THE REQUEST >> Starting at the line with "Read all visible content and emit it as JSON." in it, reproduce each line below through the last one, exactly, and include nothing else.

** Start RECORD SET **

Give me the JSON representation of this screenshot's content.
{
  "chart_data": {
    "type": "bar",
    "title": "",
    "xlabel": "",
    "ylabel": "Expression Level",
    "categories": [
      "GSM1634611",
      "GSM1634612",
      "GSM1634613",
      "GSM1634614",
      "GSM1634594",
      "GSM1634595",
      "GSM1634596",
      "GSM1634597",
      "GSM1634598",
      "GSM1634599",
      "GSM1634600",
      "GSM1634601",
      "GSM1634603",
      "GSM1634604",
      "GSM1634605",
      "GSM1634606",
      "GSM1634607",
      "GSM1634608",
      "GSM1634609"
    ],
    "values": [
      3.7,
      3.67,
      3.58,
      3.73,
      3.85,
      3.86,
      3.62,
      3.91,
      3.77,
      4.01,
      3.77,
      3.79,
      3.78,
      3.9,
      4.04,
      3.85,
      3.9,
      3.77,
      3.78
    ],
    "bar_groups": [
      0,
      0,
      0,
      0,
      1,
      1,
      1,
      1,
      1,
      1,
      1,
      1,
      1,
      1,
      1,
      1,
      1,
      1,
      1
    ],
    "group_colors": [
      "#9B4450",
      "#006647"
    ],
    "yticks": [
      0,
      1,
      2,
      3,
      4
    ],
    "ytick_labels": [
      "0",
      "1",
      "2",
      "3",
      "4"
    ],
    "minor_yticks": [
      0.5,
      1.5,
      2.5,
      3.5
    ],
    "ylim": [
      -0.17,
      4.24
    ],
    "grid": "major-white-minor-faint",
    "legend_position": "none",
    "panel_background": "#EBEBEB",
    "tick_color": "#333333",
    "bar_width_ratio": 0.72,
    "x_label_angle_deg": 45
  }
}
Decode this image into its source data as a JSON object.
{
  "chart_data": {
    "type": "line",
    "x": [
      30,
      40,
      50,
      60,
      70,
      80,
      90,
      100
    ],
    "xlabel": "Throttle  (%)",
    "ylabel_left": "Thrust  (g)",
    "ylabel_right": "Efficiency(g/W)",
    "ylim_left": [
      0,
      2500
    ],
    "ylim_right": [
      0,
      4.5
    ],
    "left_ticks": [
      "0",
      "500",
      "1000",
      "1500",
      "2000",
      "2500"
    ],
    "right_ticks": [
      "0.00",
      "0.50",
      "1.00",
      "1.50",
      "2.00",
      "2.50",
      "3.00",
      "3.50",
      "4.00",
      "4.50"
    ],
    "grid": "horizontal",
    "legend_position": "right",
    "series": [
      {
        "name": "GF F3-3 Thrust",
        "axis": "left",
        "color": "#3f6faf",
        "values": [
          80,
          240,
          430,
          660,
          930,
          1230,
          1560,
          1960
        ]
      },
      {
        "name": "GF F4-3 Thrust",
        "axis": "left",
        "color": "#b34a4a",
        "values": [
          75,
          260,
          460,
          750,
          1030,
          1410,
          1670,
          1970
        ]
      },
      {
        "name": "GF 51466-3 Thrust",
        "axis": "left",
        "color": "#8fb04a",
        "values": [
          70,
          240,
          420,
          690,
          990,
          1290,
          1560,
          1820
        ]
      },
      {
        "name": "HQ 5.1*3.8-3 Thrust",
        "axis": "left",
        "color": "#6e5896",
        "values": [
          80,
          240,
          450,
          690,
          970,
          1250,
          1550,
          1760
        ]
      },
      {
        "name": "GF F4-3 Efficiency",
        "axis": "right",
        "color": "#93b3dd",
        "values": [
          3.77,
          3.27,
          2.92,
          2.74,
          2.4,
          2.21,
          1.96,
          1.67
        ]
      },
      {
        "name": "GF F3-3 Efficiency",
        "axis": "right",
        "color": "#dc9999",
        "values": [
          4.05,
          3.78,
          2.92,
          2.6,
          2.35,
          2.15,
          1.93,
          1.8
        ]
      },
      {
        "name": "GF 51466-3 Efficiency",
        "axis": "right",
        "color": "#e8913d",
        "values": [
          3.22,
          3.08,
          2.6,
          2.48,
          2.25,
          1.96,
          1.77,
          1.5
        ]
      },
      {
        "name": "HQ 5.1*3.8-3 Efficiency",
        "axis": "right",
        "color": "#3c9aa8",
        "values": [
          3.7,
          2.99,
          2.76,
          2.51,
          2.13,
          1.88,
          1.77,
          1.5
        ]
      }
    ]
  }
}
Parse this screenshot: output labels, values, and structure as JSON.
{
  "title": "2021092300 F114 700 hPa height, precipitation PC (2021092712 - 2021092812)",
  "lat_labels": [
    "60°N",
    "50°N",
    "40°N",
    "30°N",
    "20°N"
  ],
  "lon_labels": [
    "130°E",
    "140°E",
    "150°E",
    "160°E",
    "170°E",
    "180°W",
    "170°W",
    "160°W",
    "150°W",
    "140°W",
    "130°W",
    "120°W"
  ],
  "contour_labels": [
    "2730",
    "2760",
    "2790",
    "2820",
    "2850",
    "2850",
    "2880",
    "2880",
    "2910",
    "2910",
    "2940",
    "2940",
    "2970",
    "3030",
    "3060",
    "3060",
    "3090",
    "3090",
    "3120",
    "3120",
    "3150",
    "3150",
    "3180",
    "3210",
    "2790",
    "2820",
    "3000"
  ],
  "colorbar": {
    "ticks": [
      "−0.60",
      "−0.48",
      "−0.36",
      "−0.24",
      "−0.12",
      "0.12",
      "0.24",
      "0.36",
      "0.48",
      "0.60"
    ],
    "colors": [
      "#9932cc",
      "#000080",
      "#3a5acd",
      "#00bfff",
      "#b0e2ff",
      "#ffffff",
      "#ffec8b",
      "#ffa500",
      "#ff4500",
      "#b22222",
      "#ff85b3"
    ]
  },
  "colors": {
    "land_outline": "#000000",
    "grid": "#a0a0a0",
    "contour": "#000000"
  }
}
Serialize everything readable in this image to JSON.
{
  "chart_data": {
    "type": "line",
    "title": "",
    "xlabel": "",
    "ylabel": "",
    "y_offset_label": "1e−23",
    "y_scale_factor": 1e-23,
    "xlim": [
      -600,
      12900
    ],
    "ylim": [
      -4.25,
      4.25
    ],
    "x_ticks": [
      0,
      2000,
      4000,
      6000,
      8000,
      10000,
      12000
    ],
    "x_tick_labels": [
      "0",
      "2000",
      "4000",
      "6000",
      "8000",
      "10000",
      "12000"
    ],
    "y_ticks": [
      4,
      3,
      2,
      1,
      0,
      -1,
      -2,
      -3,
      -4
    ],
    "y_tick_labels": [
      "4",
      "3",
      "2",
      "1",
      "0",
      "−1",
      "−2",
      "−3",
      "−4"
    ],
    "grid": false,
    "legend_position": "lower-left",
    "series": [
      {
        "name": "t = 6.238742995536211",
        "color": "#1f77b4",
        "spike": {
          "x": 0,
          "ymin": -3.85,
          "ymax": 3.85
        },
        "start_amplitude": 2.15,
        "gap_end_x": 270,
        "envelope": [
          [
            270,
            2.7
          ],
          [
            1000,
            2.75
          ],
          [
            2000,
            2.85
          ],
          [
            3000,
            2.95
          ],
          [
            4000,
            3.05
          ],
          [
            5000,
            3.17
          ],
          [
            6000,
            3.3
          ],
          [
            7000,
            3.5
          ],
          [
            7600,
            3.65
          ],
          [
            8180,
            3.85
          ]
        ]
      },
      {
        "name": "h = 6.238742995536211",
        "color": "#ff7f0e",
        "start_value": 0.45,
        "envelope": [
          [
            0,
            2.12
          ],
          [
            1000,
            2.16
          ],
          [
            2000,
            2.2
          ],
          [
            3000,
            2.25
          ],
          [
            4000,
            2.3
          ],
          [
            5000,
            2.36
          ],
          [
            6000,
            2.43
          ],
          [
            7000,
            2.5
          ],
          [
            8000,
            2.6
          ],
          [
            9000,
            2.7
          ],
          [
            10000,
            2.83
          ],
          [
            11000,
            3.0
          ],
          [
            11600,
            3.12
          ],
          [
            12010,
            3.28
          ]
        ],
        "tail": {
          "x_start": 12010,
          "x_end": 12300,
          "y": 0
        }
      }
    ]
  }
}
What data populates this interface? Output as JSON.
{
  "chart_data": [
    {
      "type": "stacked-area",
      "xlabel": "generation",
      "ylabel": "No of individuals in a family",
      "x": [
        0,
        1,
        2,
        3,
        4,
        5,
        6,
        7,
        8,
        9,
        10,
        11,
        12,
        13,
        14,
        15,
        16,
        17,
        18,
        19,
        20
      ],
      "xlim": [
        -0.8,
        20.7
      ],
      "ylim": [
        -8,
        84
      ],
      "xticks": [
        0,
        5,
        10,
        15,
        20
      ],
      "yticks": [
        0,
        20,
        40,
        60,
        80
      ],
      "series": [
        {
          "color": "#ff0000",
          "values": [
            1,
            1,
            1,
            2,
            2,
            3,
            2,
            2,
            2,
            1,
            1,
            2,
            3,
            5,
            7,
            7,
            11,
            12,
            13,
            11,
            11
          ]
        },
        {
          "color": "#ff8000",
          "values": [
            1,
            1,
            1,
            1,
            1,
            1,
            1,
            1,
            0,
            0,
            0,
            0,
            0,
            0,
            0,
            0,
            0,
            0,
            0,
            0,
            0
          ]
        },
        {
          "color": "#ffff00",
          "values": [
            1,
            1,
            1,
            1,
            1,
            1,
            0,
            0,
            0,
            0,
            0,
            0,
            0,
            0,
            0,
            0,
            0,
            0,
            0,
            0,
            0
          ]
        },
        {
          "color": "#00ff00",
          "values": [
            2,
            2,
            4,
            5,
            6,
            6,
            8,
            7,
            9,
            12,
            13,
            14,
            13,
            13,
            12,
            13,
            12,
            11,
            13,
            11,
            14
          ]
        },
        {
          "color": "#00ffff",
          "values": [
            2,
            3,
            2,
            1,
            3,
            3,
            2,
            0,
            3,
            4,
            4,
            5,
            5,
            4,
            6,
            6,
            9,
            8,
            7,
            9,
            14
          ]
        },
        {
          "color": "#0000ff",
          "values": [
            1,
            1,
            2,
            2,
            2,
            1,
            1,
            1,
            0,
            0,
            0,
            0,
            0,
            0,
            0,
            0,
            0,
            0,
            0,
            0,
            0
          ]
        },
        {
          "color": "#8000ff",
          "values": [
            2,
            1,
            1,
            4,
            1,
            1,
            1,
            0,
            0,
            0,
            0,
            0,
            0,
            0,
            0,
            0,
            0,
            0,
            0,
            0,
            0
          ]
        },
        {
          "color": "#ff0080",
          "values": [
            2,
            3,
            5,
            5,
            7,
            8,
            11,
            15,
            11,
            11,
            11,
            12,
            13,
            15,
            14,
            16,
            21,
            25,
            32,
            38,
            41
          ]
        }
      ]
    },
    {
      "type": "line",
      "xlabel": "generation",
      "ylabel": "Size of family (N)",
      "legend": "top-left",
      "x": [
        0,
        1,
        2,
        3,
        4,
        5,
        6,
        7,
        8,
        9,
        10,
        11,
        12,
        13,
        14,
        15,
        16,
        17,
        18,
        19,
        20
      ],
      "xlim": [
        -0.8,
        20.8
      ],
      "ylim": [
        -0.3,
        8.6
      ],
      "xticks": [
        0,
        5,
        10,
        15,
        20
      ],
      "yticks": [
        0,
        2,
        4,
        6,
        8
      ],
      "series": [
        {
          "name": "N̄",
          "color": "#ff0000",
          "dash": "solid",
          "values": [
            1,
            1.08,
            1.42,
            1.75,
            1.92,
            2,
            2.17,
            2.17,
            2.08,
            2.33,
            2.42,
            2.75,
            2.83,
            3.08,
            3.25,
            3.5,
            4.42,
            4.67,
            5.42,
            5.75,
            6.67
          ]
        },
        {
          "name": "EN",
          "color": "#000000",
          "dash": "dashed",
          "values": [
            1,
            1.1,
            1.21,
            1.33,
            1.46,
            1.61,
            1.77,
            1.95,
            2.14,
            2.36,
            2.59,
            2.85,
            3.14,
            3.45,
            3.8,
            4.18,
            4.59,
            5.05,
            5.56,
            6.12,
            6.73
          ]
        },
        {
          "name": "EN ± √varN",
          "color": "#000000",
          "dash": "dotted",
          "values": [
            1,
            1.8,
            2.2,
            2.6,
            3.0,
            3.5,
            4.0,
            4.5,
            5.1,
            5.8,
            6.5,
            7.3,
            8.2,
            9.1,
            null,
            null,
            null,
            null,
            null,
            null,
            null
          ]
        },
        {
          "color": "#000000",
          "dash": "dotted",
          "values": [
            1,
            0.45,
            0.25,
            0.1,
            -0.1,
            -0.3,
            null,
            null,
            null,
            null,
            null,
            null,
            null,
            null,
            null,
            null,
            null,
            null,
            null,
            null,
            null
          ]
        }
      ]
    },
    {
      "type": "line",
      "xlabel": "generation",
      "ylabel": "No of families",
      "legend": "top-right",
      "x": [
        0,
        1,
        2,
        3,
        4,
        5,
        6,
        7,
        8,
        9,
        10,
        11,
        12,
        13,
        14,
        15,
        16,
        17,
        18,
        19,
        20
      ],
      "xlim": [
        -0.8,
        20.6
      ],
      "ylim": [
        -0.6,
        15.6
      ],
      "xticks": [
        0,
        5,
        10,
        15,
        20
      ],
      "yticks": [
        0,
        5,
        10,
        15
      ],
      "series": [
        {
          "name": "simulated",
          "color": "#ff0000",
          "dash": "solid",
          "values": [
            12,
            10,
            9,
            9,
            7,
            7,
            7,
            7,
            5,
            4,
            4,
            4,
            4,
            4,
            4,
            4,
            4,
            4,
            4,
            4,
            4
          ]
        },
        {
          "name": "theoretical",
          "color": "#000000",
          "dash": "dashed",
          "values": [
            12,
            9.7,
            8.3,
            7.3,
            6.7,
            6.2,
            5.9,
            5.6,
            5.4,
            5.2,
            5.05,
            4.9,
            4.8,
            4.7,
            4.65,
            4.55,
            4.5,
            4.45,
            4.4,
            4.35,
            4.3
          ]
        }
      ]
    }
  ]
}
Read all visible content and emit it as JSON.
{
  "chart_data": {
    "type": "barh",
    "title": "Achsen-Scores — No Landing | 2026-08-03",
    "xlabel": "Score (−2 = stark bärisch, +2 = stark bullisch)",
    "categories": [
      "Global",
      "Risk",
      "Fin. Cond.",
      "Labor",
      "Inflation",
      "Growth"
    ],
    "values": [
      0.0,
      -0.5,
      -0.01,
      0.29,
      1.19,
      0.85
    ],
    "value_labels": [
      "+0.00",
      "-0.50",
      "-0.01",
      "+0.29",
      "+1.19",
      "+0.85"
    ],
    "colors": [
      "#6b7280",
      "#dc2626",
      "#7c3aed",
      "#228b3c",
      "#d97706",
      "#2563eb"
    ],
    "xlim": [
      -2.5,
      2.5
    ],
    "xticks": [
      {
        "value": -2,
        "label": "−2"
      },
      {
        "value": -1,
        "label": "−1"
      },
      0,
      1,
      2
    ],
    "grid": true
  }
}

** End RECORD SET **

FINISHED TASK >>
Read all visible content and emit it as JSON.
{
  "chart_data": {
    "type": "barh",
    "title": "Achsen-Scores — No Landing | 2026-08-03",
    "xlabel": "Score (−2 = stark bärisch, +2 = stark bullisch)",
    "categories": [
      "Global",
      "Risk",
      "Fin. Cond.",
      "Labor",
      "Inflation",
      "Growth"
    ],
    "values": [
      0.0,
      -0.5,
      -0.01,
      0.29,
      1.19,
      0.85
    ],
    "value_labels": [
      "+0.00",
      "-0.50",
      "-0.01",
      "+0.29",
      "+1.19",
      "+0.85"
    ],
    "colors": [
      "#6b7280",
      "#dc2626",
      "#7c3aed",
      "#228b3c",
      "#d97706",
      "#2563eb"
    ],
    "xlim": [
      -2.5,
      2.5
    ],
    "xticks": [
      {
        "value": -2,
        "label": "−2"
      },
      {
        "value": -1,
        "label": "−1"
      },
      0,
      1,
      2
    ],
    "grid": true
  }
}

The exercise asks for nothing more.